* What the exercise asks: Take each line containing the word "manuals" and copy it.

Entries from a visual dataset
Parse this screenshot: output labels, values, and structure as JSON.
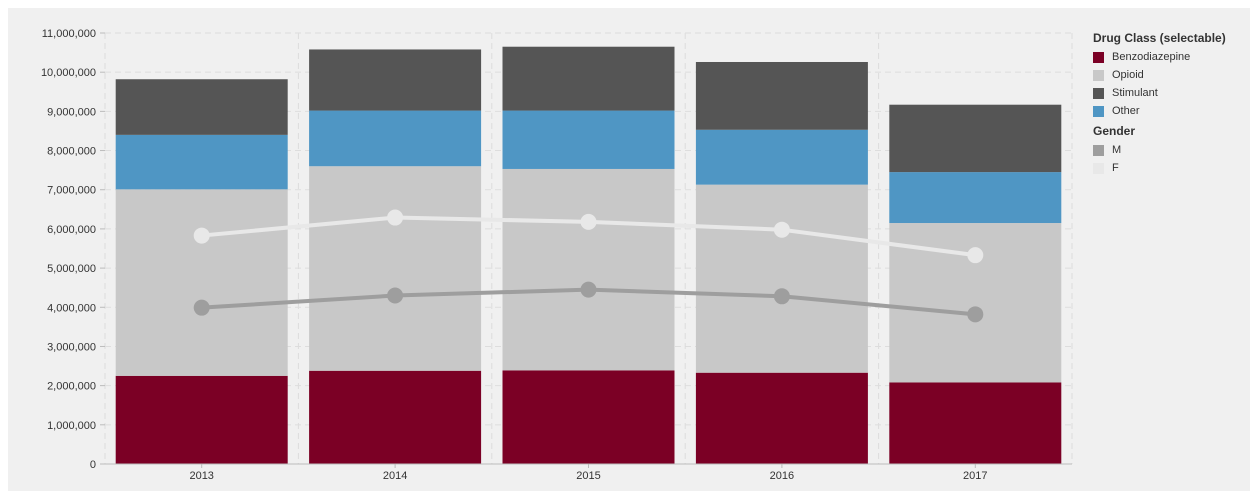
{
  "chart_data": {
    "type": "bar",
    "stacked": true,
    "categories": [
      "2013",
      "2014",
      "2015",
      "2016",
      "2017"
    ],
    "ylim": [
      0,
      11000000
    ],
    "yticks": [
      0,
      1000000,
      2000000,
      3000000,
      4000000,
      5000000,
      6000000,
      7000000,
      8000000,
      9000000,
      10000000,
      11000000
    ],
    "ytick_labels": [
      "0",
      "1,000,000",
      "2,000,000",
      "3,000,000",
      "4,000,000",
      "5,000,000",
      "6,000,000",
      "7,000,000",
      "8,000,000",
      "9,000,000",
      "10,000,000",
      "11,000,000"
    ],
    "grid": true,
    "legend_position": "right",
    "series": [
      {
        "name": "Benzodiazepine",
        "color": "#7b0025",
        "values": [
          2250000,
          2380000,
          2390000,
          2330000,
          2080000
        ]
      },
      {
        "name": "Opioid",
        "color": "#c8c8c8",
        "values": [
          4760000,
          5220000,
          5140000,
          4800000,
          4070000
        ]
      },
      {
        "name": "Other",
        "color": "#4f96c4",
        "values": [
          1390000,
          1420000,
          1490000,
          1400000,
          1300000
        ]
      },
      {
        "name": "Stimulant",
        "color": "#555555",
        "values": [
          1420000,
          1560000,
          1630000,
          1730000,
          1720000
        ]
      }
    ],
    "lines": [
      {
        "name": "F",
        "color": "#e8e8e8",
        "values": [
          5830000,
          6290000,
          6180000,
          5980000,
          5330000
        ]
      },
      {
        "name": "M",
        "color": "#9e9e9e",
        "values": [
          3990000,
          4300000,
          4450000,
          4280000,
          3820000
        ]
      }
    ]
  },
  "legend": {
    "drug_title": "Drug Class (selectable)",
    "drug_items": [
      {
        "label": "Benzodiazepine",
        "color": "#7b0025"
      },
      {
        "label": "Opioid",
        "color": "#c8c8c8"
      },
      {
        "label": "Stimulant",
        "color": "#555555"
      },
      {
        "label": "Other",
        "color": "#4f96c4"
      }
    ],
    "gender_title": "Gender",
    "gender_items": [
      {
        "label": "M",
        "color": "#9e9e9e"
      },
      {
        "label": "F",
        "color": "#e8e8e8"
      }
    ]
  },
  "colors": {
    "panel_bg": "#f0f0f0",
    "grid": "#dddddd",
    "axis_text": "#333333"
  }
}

* * *

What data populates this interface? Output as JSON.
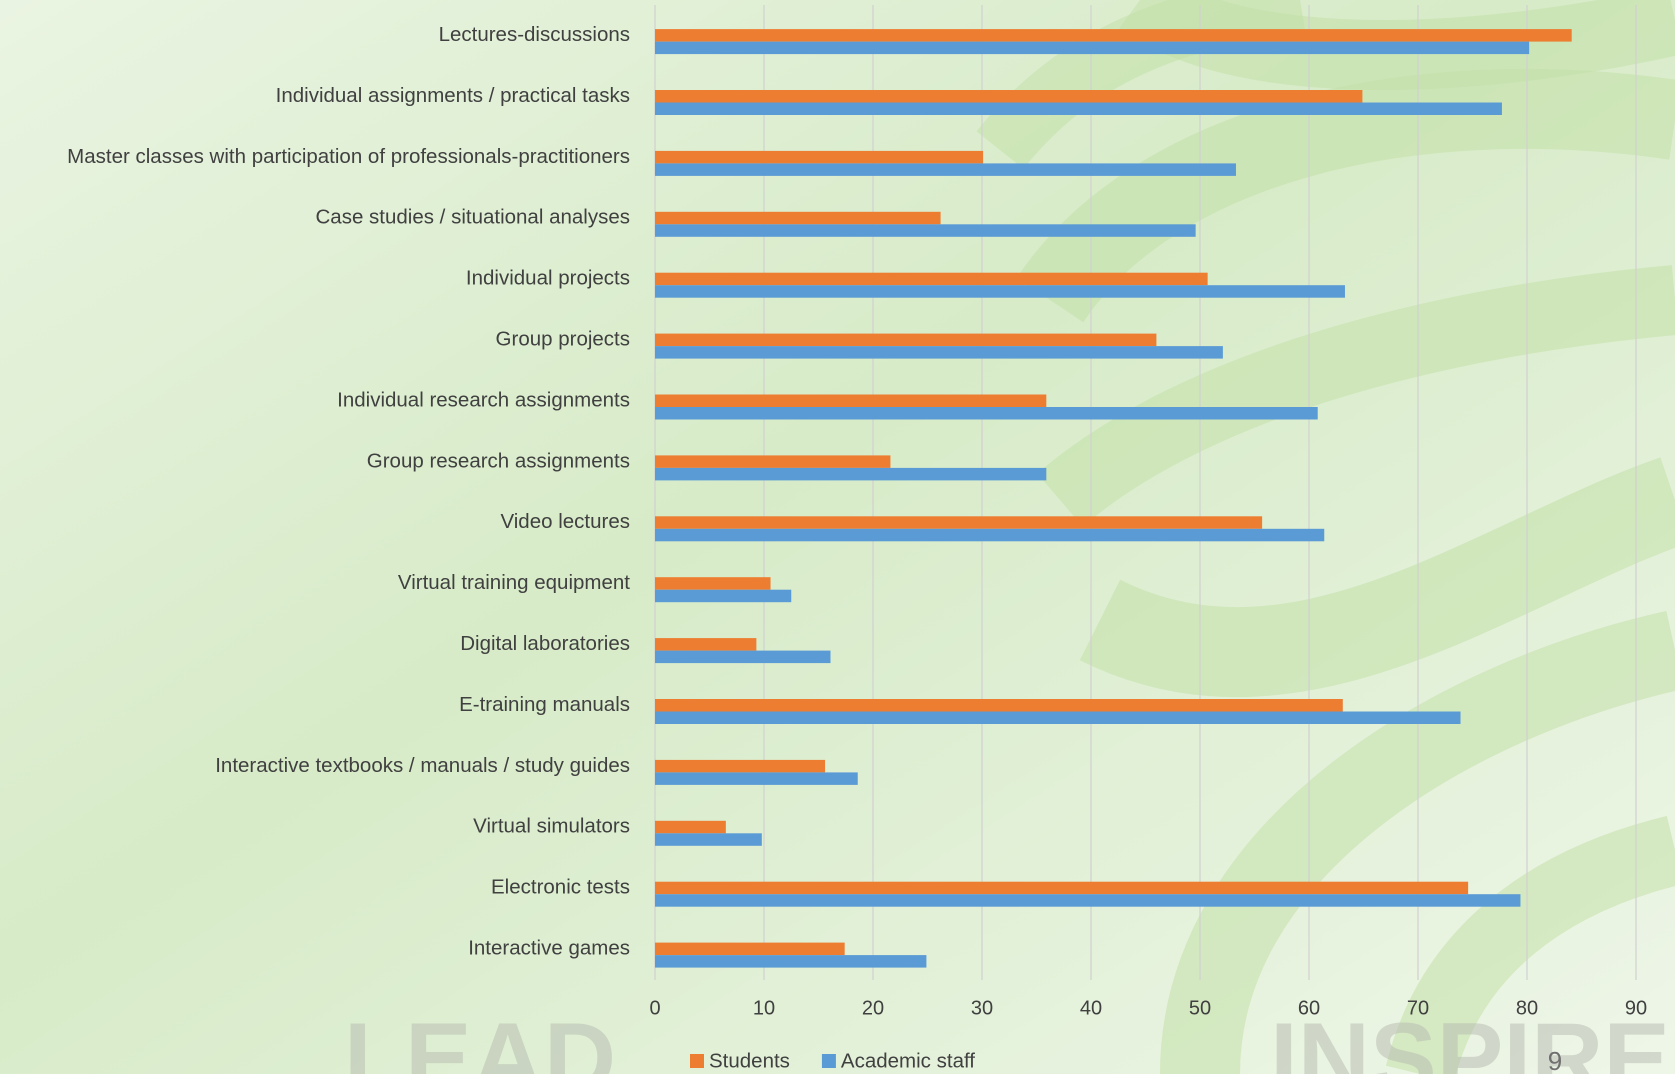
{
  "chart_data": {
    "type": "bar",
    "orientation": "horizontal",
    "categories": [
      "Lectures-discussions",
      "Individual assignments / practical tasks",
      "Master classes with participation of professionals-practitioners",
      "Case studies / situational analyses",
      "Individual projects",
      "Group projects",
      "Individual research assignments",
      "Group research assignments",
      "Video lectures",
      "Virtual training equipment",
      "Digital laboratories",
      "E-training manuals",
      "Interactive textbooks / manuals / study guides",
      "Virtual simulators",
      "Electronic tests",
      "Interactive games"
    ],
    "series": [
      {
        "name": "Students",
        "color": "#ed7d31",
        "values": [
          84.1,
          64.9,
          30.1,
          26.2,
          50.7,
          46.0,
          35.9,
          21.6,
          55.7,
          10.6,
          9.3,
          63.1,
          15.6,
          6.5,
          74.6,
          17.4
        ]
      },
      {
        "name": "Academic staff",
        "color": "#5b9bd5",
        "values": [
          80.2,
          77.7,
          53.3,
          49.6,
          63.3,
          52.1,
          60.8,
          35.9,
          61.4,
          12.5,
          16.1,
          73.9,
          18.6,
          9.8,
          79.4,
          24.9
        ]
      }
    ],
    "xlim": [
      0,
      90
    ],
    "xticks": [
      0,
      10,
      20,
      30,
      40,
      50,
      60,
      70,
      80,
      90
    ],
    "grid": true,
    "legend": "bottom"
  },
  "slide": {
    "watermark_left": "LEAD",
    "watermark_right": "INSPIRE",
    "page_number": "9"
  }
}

* Solution below:
      "E-training manuals",
      "Interactive textbooks / manuals / study guides",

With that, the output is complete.